In the records below, work out how many lines hold the word "Download". Report the number alone.
begin
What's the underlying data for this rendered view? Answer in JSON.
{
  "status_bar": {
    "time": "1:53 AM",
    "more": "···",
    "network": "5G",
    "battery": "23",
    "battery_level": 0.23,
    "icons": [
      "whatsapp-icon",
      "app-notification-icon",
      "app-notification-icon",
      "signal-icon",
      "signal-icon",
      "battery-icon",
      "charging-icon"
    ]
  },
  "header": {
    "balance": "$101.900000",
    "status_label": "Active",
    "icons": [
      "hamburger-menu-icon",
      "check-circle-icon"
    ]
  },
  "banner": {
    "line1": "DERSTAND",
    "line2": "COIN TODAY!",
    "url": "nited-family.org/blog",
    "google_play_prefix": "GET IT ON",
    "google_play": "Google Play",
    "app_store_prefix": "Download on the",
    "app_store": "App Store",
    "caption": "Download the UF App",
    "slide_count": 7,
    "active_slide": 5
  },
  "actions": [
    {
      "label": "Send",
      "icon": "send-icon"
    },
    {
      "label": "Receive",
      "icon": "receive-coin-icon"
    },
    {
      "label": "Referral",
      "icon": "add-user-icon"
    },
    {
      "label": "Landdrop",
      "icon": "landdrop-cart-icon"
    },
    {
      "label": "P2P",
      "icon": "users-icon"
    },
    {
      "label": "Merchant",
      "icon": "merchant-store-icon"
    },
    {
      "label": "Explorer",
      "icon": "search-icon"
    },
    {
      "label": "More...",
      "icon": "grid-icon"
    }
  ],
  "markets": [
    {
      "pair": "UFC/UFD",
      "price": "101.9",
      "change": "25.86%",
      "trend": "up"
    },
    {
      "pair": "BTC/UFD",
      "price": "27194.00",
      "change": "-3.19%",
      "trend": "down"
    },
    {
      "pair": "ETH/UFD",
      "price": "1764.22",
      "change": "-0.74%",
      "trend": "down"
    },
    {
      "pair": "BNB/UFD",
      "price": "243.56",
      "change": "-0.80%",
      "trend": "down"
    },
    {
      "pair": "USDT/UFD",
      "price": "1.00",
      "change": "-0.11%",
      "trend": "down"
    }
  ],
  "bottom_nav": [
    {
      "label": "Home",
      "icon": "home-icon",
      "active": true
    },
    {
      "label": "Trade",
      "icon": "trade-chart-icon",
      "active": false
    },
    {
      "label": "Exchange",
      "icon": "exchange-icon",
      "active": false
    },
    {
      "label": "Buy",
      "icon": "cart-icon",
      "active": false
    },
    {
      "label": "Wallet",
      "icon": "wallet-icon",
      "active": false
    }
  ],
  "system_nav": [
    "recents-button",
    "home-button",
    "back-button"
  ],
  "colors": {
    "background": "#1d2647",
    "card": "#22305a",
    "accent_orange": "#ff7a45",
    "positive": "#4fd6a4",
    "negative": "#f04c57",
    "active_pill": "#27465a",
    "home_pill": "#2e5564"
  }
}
end
Result of the exercise:
2